→ TASK OBJECTIVE:
Report how many lines of these entries hold the string "Rauch"; reply with the number alone.
··········
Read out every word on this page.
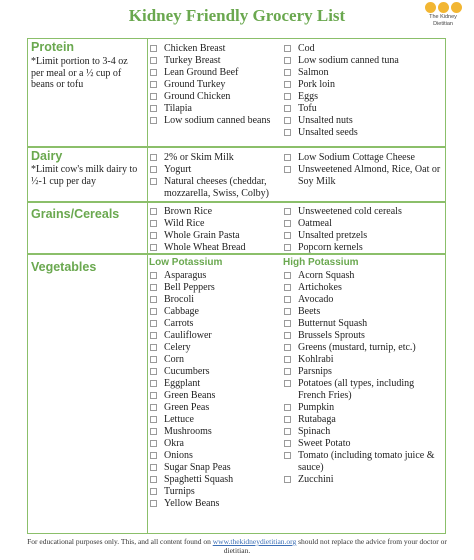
Kidney Friendly Grocery List	The Kidney
Dietitian
Protein
*Limit portion to 3-4 oz per meal or a ½ cup of beans or tofu
Chicken Breast
Turkey Breast
Lean Ground Beef
Ground Turkey
Ground Chicken
Tilapia
Low sodium canned beans
Cod
Low sodium canned tuna
Salmon
Pork loin
Eggs
Tofu
Unsalted nuts
Unsalted seeds
Dairy
*Limit cow's milk dairy to ½-1 cup per day
2% or Skim Milk
Yogurt
Natural cheeses (cheddar, mozzarella, Swiss, Colby)
Low Sodium Cottage Cheese
Unsweetened Almond, Rice, Oat or Soy Milk
Grains/Cereals	Brown Rice
Wild Rice
Whole Grain Pasta
Whole Wheat Bread
Unsweetened cold cereals
Oatmeal
Unsalted pretzels
Popcorn kernels
Vegetables	Low Potassium
Asparagus
Bell Peppers
Brocoli
Cabbage
Carrots
Cauliflower
Celery
Corn
Cucumbers
Eggplant
Green Beans
Green Peas
Lettuce
Mushrooms
Okra
Onions
Sugar Snap Peas
Spaghetti Squash
Turnips
Yellow Beans
High Potassium
Acorn Squash
Artichokes
Avocado
Beets
Butternut Squash
Brussels Sprouts
Greens (mustard, turnip, etc.)
Kohlrabi
Parsnips
Potatoes (all types, including French Fries)
Pumpkin
Rutabaga
Spinach
Sweet Potato
Tomato (including tomato juice & sauce)
Zucchini
For educational purposes only. This, and all content found on www.thekidneydietitian.org should not replace the advice from your doctor or dietitian.
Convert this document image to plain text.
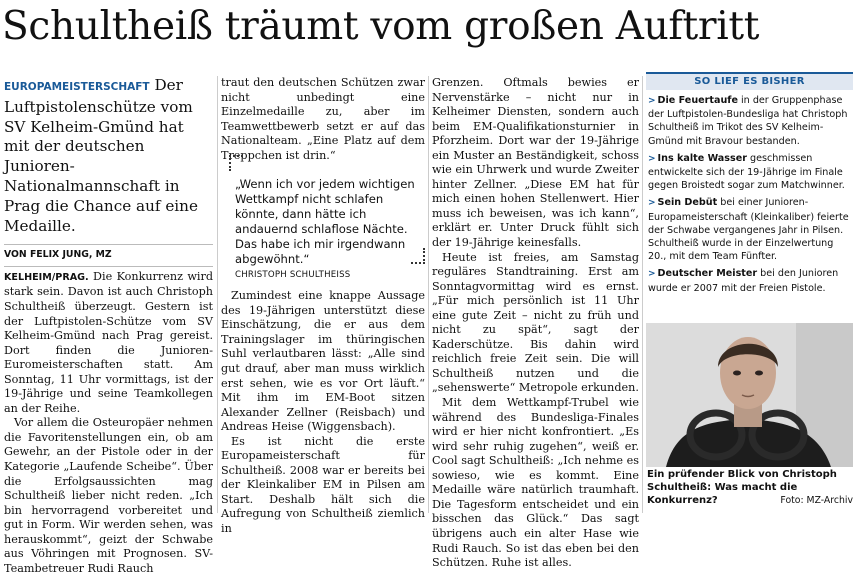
Schultheiß träumt vom großen Auftritt

EUROPAMEISTERSCHAFT Der Luftpistolenschütze vom SV Kelheim-Gmünd hat mit der deutschen Junioren-Nationalmannschaft in Prag die Chance auf eine Medaille.

VON FELIX JUNG, MZ

KELHEIM/PRAG. Die Konkurrenz wird stark sein. Davon ist auch Christoph Schultheiß überzeugt. Gestern ist der Luftpistolen-Schütze vom SV Kelheim-Gmünd nach Prag gereist. Dort finden die Junioren-Euromeisterschaften statt. Am Sonntag, 11 Uhr vormittags, ist der 19-Jährige und seine Teamkollegen an der Reihe.

Vor allem die Osteuropäer nehmen die Favoritenstellungen ein, ob am Gewehr, an der Pistole oder in der Kategorie „Laufende Scheibe“. Über die Erfolgsaussichten mag Schultheiß lieber nicht reden. „Ich bin hervorragend vorbereitet und gut in Form. Wir werden sehen, was herauskommt“, geizt der Schwabe aus Vöhringen mit Prognosen. SV-Teambetreuer Rudi Rauch

traut den deutschen Schützen zwar nicht unbedingt eine Einzelmedaille zu, aber im Teamwettbewerb setzt er auf das Nationalteam. „Eine Platz auf dem Treppchen ist drin.“

Zumindest eine knappe Aussage des 19-Jährigen unterstützt diese Einschätzung, die er aus dem Trainingslager im thüringischen Suhl verlautbaren lässt: „Alle sind gut drauf, aber man muss wirklich erst sehen, wie es vor Ort läuft.“ Mit ihm im EM-Boot sitzen Alexander Zellner (Reisbach) und Andreas Heise (Wiggensbach).

Es ist nicht die erste Europameisterschaft für Schultheiß. 2008 war er bereits bei der Kleinkaliber EM in Pilsen am Start. Deshalb hält sich die Aufregung von Schultheiß ziemlich in

„Wenn ich vor jedem wichtigen Wettkampf nicht schlafen könnte, dann hätte ich andauernd schlaflose Nächte. Das habe ich mir irgendwann abgewöhnt.“
CHRISTOPH SCHULTHEISS

Grenzen. Oftmals bewies er Nervenstärke – nicht nur in Kelheimer Diensten, sondern auch beim EM-Qualifikationsturnier in Pforzheim. Dort war der 19-Jährige ein Muster an Beständigkeit, schoss wie ein Uhrwerk und wurde Zweiter hinter Zellner. „Diese EM hat für mich einen hohen Stellenwert. Hier muss ich beweisen, was ich kann“, erklärt er. Unter Druck fühlt sich der 19-Jährige keinesfalls.

Heute ist freies, am Samstag reguläres Standtraining. Erst am Sonntagvormittag wird es ernst. „Für mich persönlich ist 11 Uhr eine gute Zeit – nicht zu früh und nicht zu spät“, sagt der Kaderschütze. Bis dahin wird reichlich freie Zeit sein. Die will Schultheiß nutzen und die „sehenswerte“ Metropole erkunden.

Mit dem Wettkampf-Trubel wie während des Bundesliga-Finales wird er hier nicht konfrontiert. „Es wird sehr ruhig zugehen“, weiß er. Cool sagt Schultheiß: „Ich nehme es sowieso, wie es kommt. Eine Medaille wäre natürlich traumhaft. Die Tagesform entscheidet und ein bisschen das Glück.“ Das sagt übrigens auch ein alter Hase wie Rudi Rauch. So ist das eben bei den Schützen. Ruhe ist alles.

SO LIEF ES BISHER
> Die Feuertaufe in der Gruppenphase der Luftpistolen-Bundesliga hat Christoph Schultheiß im Trikot des SV Kelheim-Gmünd mit Bravour bestanden.
> Ins kalte Wasser geschmissen entwickelte sich der 19-Jährige im Finale gegen Broistedt sogar zum Matchwinner.
> Sein Debüt bei einer Junioren-Europameisterschaft (Kleinkaliber) feierte der Schwabe vergangenes Jahr in Pilsen. Schultheiß wurde in der Einzelwertung 20., mit dem Team Fünfter.
> Deutscher Meister bei den Junioren wurde er 2007 mit der Freien Pistole.
Ein prüfender Blick von Christoph Schultheiß: Was macht die Konkurrenz?	Foto: MZ-Archiv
··········
→ REPLY TO THE EXERCISE:
2